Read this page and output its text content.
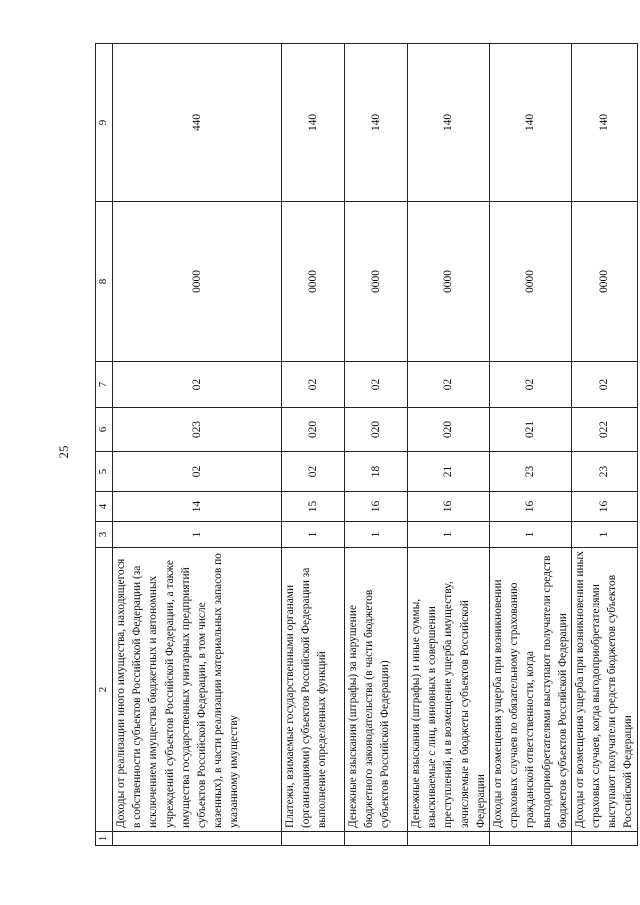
25
1	2	3	4	5	6	7	8	9
	Доходы от реализации иного имущества, находящегося в собственности субъектов Российской Федерации (за исключением имущества бюджетных и автономных учреждений субъектов Российской Федерации, а также имущества государственных унитарных предприятий субъектов Российской Федерации, в том числе казенных), в части реализации материальных запасов по указанному имуществу	1	14	02	023	02	0000	440
	Платежи, взимаемые государственными органами (организациями) субъектов Российской Федерации за выполнение определенных функций	1	15	02	020	02	0000	140
	Денежные взыскания (штрафы) за нарушение бюджетного законодательства (в части бюджетов субъектов Российской Федерации)	1	16	18	020	02	0000	140
	Денежные взыскания (штрафы) и иные суммы, взыскиваемые с лиц, виновных в совершении преступлений, и в возмещение ущерба имуществу, зачисляемые в бюджеты субъектов Российской Федерации	1	16	21	020	02	0000	140
	Доходы от возмещения ущерба при возникновении страховых случаев по обязательному страхованию гражданской ответственности, когда выгодоприобретателями выступают получатели средств бюджетов субъектов Российской Федерации	1	16	23	021	02	0000	140
	Доходы от возмещения ущерба при возникновении иных страховых случаев, когда выгодоприобретателями выступают получатели средств бюджетов субъектов Российской Федерации	1	16	23	022	02	0000	140
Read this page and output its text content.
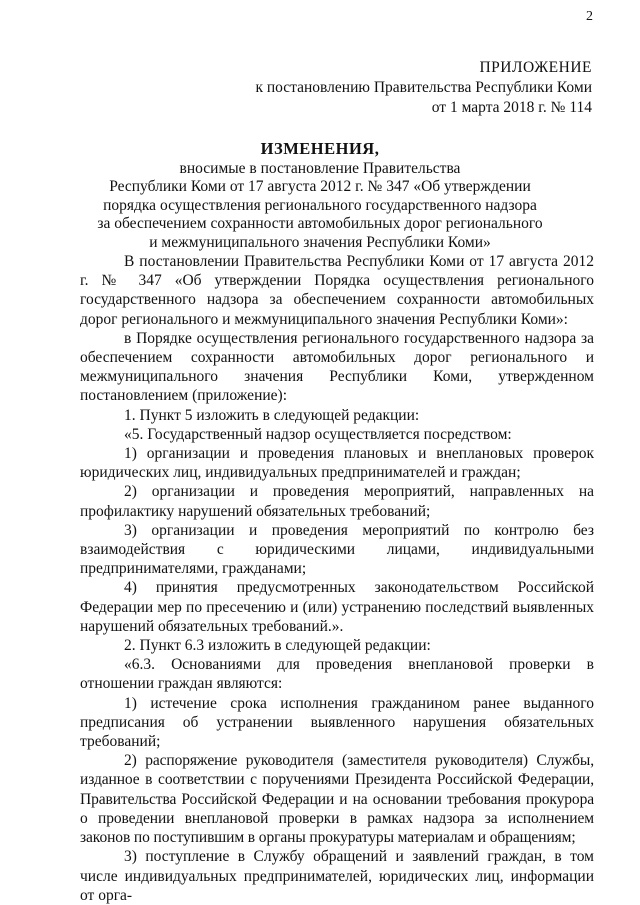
2
ПРИЛОЖЕНИЕ
к постановлению Правительства Республики Коми
от 1 марта 2018 г. № 114
ИЗМЕНЕНИЯ,
вносимые в постановление Правительства
Республики Коми от 17 августа 2012 г. № 347 «Об утверждении
порядка осуществления регионального государственного надзора
за обеспечением сохранности автомобильных дорог регионального
и межмуниципального значения Республики Коми»

В постановлении Правительства Республики Коми от 17 августа 2012 г. № 347 «Об утверждении Порядка осуществления регионального государственного надзора за обеспечением сохранности автомобильных дорог регионального и межмуниципального значения Республики Коми»:

в Порядке осуществления регионального государственного надзора за обеспечением сохранности автомобильных дорог регионального и межмуниципального значения Республики Коми, утвержденном постановлением (приложение):

1. Пункт 5 изложить в следующей редакции:

«5. Государственный надзор осуществляется посредством:

1) организации и проведения плановых и внеплановых проверок юридических лиц, индивидуальных предпринимателей и граждан;

2) организации и проведения мероприятий, направленных на профилактику нарушений обязательных требований;

3) организации и проведения мероприятий по контролю без взаимодействия с юридическими лицами, индивидуальными предпринимателями, гражданами;

4) принятия предусмотренных законодательством Российской Федерации мер по пресечению и (или) устранению последствий выявленных нарушений обязательных требований.».

2. Пункт 6.3 изложить в следующей редакции:

«6.3. Основаниями для проведения внеплановой проверки в отношении граждан являются:

1) истечение срока исполнения гражданином ранее выданного предписания об устранении выявленного нарушения обязательных требований;

2) распоряжение руководителя (заместителя руководителя) Службы, изданное в соответствии с поручениями Президента Российской Федерации, Правительства Российской Федерации и на основании требования прокурора о проведении внеплановой проверки в рамках надзора за исполнением законов по поступившим в органы прокуратуры материалам и обращениям;

3) поступление в Службу обращений и заявлений граждан, в том числе индивидуальных предпринимателей, юридических лиц, информации от орга-
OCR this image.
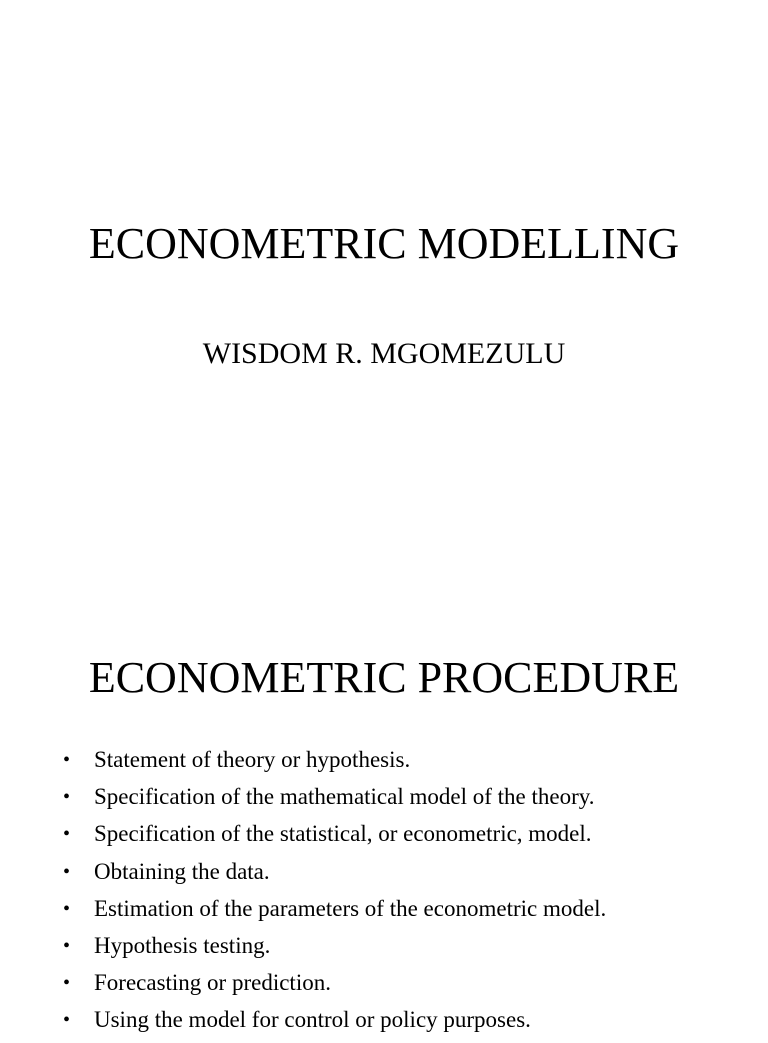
ECONOMETRIC MODELLING

WISDOM R. MGOMEZULU

ECONOMETRIC PROCEDURE
• Statement of theory or hypothesis.
• Specification of the mathematical model of the theory.
• Specification of the statistical, or econometric, model.
• Obtaining the data.
• Estimation of the parameters of the econometric model.
• Hypothesis testing.
• Forecasting or prediction.
• Using the model for control or policy purposes.
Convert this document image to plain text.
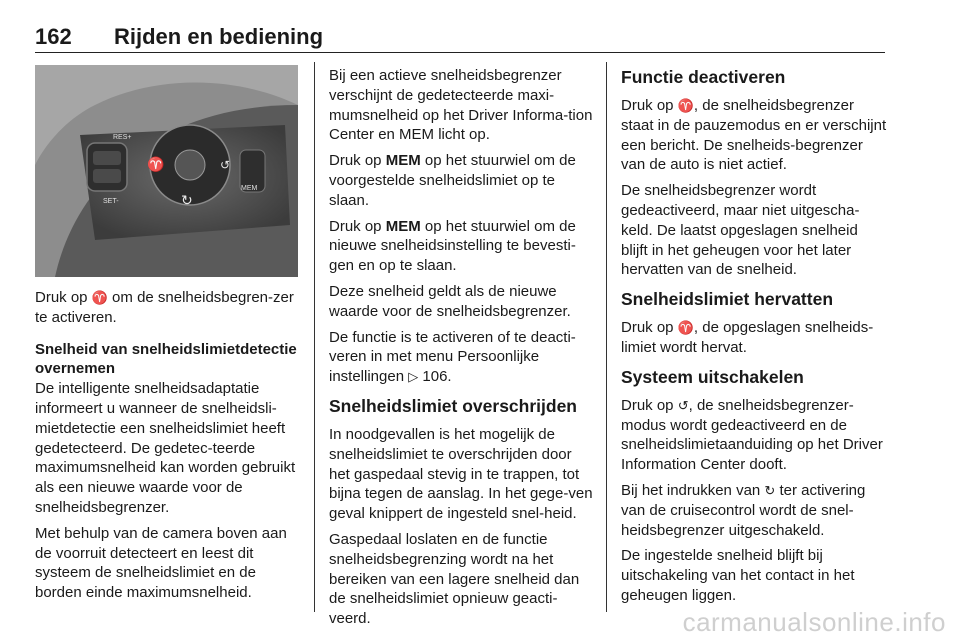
162 Rijden en bediening
RES+
SET-
MEM
♈	↺
↻

Druk op ♈ om de snelheidsbegren-zer te activeren.

Snelheid van snelheidslimietdetectie overnemen

De intelligente snelheidsadaptatie informeert u wanneer de snelheidsli-mietdetectie een snelheidslimiet heeft gedetecteerd. De gedetec-teerde maximumsnelheid kan worden gebruikt als een nieuwe waarde voor de snelheidsbegrenzer.

Met behulp van de camera boven aan de voorruit detecteert en leest dit systeem de snelheidslimiet en de borden einde maximumsnelheid.

Bij een actieve snelheidsbegrenzer verschijnt de gedetecteerde maxi-mumsnelheid op het Driver Informa-tion Center en MEM licht op.

Druk op MEM op het stuurwiel om de voorgestelde snelheidslimiet op te slaan.

Druk op MEM op het stuurwiel om de nieuwe snelheidsinstelling te bevesti-gen en op te slaan.

Deze snelheid geldt als de nieuwe waarde voor de snelheidsbegrenzer.

De functie is te activeren of te deacti-veren in met menu Persoonlijke instellingen ▷ 106.

Snelheidslimiet overschrijden

In noodgevallen is het mogelijk de snelheidslimiet te overschrijden door het gaspedaal stevig in te trappen, tot bijna tegen de aanslag. In het gege-ven geval knippert de ingesteld snel-heid.

Gaspedaal loslaten en de functie snelheidsbegrenzing wordt na het bereiken van een lagere snelheid dan de snelheidslimiet opnieuw geacti-veerd.

Functie deactiveren

Druk op ♈, de snelheidsbegrenzer staat in de pauzemodus en er verschijnt een bericht. De snelheids-begrenzer van de auto is niet actief.

De snelheidsbegrenzer wordt gedeactiveerd, maar niet uitgescha-keld. De laatst opgeslagen snelheid blijft in het geheugen voor het later hervatten van de snelheid.

Snelheidslimiet hervatten

Druk op ♈, de opgeslagen snelheids-limiet wordt hervat.

Systeem uitschakelen

Druk op ↺, de snelheidsbegrenzer-modus wordt gedeactiveerd en de snelheidslimietaanduiding op het Driver Information Center dooft.

Bij het indrukken van ↻ ter activering van de cruisecontrol wordt de snel-heidsbegrenzer uitgeschakeld.

De ingestelde snelheid blijft bij uitschakeling van het contact in het geheugen liggen.

carmanualsonline.info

» REQUIRED TASK:
Restate the records above in full, word for word. Keep pictures out.

» TASK OUTPUT:
Read this page and output its text content.
25
1	2	3	4	5	6	7	8	9
	Доходы от реализации иного имущества, находящегося в собственности субъектов Российской Федерации (за исключением имущества бюджетных и автономных учреждений субъектов Российской Федерации, а также имущества государственных унитарных предприятий субъектов Российской Федерации, в том числе казенных), в части реализации материальных запасов по указанному имуществу	1	14	02	023	02	0000	440
	Платежи, взимаемые государственными органами (организациями) субъектов Российской Федерации за выполнение определенных функций	1	15	02	020	02	0000	140
	Денежные взыскания (штрафы) за нарушение бюджетного законодательства (в части бюджетов субъектов Российской Федерации)	1	16	18	020	02	0000	140
	Денежные взыскания (штрафы) и иные суммы, взыскиваемые с лиц, виновных в совершении преступлений, и в возмещение ущерба имуществу, зачисляемые в бюджеты субъектов Российской Федерации	1	16	21	020	02	0000	140
	Доходы от возмещения ущерба при возникновении страховых случаев по обязательному страхованию гражданской ответственности, когда выгодоприобретателями выступают получатели средств бюджетов субъектов Российской Федерации	1	16	23	021	02	0000	140
	Доходы от возмещения ущерба при возникновении иных страховых случаев, когда выгодоприобретателями выступают получатели средств бюджетов субъектов Российской Федерации	1	16	23	022	02	0000	140
Read this page and output its text content.
2
ПРИЛОЖЕНИЕ
к постановлению Правительства Республики Коми
от 1 марта 2018 г. № 114
ИЗМЕНЕНИЯ,
вносимые в постановление Правительства
Республики Коми от 17 августа 2012 г. № 347 «Об утверждении
порядка осуществления регионального государственного надзора
за обеспечением сохранности автомобильных дорог регионального
и межмуниципального значения Республики Коми»

В постановлении Правительства Республики Коми от 17 августа 2012 г. № 347 «Об утверждении Порядка осуществления регионального государственного надзора за обеспечением сохранности автомобильных дорог регионального и межмуниципального значения Республики Коми»:

в Порядке осуществления регионального государственного надзора за обеспечением сохранности автомобильных дорог регионального и межмуниципального значения Республики Коми, утвержденном постановлением (приложение):

1. Пункт 5 изложить в следующей редакции:

«5. Государственный надзор осуществляется посредством:

1) организации и проведения плановых и внеплановых проверок юридических лиц, индивидуальных предпринимателей и граждан;

2) организации и проведения мероприятий, направленных на профилактику нарушений обязательных требований;

3) организации и проведения мероприятий по контролю без взаимодействия с юридическими лицами, индивидуальными предпринимателями, гражданами;

4) принятия предусмотренных законодательством Российской Федерации мер по пресечению и (или) устранению последствий выявленных нарушений обязательных требований.».

2. Пункт 6.3 изложить в следующей редакции:

«6.3. Основаниями для проведения внеплановой проверки в отношении граждан являются:

1) истечение срока исполнения гражданином ранее выданного предписания об устранении выявленного нарушения обязательных требований;

2) распоряжение руководителя (заместителя руководителя) Службы, изданное в соответствии с поручениями Президента Российской Федерации, Правительства Российской Федерации и на основании требования прокурора о проведении внеплановой проверки в рамках надзора за исполнением законов по поступившим в органы прокуратуры материалам и обращениям;

3) поступление в Службу обращений и заявлений граждан, в том числе индивидуальных предпринимателей, юридических лиц, информации от орга-
OCR this image.
ECONOMETRIC MODELLING

WISDOM R. MGOMEZULU

ECONOMETRIC PROCEDURE
• Statement of theory or hypothesis.
• Specification of the mathematical model of the theory.
• Specification of the statistical, or econometric, model.
• Obtaining the data.
• Estimation of the parameters of the econometric model.
• Hypothesis testing.
• Forecasting or prediction.
• Using the model for control or policy purposes.
Convert this document image to plain text.
162 Rijden en bediening
RES+
SET-
MEM
♈	↺
↻

Druk op ♈ om de snelheidsbegren-zer te activeren.

Snelheid van snelheidslimietdetectie overnemen

De intelligente snelheidsadaptatie informeert u wanneer de snelheidsli-mietdetectie een snelheidslimiet heeft gedetecteerd. De gedetec-teerde maximumsnelheid kan worden gebruikt als een nieuwe waarde voor de snelheidsbegrenzer.

Met behulp van de camera boven aan de voorruit detecteert en leest dit systeem de snelheidslimiet en de borden einde maximumsnelheid.

Bij een actieve snelheidsbegrenzer verschijnt de gedetecteerde maxi-mumsnelheid op het Driver Informa-tion Center en MEM licht op.

Druk op MEM op het stuurwiel om de voorgestelde snelheidslimiet op te slaan.

Druk op MEM op het stuurwiel om de nieuwe snelheidsinstelling te bevesti-gen en op te slaan.

Deze snelheid geldt als de nieuwe waarde voor de snelheidsbegrenzer.

De functie is te activeren of te deacti-veren in met menu Persoonlijke instellingen ▷ 106.

Snelheidslimiet overschrijden

In noodgevallen is het mogelijk de snelheidslimiet te overschrijden door het gaspedaal stevig in te trappen, tot bijna tegen de aanslag. In het gege-ven geval knippert de ingesteld snel-heid.

Gaspedaal loslaten en de functie snelheidsbegrenzing wordt na het bereiken van een lagere snelheid dan de snelheidslimiet opnieuw geacti-veerd.

Functie deactiveren

Druk op ♈, de snelheidsbegrenzer staat in de pauzemodus en er verschijnt een bericht. De snelheids-begrenzer van de auto is niet actief.

De snelheidsbegrenzer wordt gedeactiveerd, maar niet uitgescha-keld. De laatst opgeslagen snelheid blijft in het geheugen voor het later hervatten van de snelheid.

Snelheidslimiet hervatten

Druk op ♈, de opgeslagen snelheids-limiet wordt hervat.

Systeem uitschakelen

Druk op ↺, de snelheidsbegrenzer-modus wordt gedeactiveerd en de snelheidslimietaanduiding op het Driver Information Center dooft.

Bij het indrukken van ↻ ter activering van de cruisecontrol wordt de snel-heidsbegrenzer uitgeschakeld.

De ingestelde snelheid blijft bij uitschakeling van het contact in het geheugen liggen.

carmanualsonline.info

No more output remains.